> [WHAT IS REQUIRED]: Each line of the data that includes the string "frac" is to be copied out.

[begin RECORD EXCERPTS]

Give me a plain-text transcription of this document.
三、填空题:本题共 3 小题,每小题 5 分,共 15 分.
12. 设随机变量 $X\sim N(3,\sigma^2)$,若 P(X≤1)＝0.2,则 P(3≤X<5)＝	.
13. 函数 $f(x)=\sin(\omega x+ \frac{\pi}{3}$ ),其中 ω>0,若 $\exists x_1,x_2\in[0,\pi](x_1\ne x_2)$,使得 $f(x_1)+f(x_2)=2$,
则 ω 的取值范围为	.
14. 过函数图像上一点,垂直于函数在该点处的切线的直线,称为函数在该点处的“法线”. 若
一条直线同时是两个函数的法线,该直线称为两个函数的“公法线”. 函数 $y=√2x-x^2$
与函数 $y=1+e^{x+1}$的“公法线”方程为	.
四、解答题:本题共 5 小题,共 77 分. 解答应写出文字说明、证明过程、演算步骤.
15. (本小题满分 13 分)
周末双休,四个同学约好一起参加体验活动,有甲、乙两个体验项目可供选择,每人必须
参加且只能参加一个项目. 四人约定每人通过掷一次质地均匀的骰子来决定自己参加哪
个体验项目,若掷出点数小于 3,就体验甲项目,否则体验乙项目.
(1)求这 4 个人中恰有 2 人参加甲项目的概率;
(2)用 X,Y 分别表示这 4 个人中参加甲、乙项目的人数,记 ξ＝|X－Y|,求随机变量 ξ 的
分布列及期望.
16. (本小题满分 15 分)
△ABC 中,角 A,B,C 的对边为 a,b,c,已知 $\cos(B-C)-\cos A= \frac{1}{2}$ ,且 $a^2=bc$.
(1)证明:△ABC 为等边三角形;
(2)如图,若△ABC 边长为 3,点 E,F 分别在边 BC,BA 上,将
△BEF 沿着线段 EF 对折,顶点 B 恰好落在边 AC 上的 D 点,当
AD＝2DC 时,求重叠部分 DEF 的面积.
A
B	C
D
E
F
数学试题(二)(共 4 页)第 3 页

[end RECORD EXCERPTS]

> [EXERCISE RESULT]:
13. 函数 $f(x)=\sin(\omega x+ \frac{\pi}{3}$ ),其中 ω>0,若 $\exists x_1,x_2\in[0,\pi](x_1\ne x_2)$,使得 $f(x_1)+f(x_2)=2$,
△ABC 中,角 A,B,C 的对边为 a,b,c,已知 $\cos(B-C)-\cos A= \frac{1}{2}$ ,且 $a^2=bc$.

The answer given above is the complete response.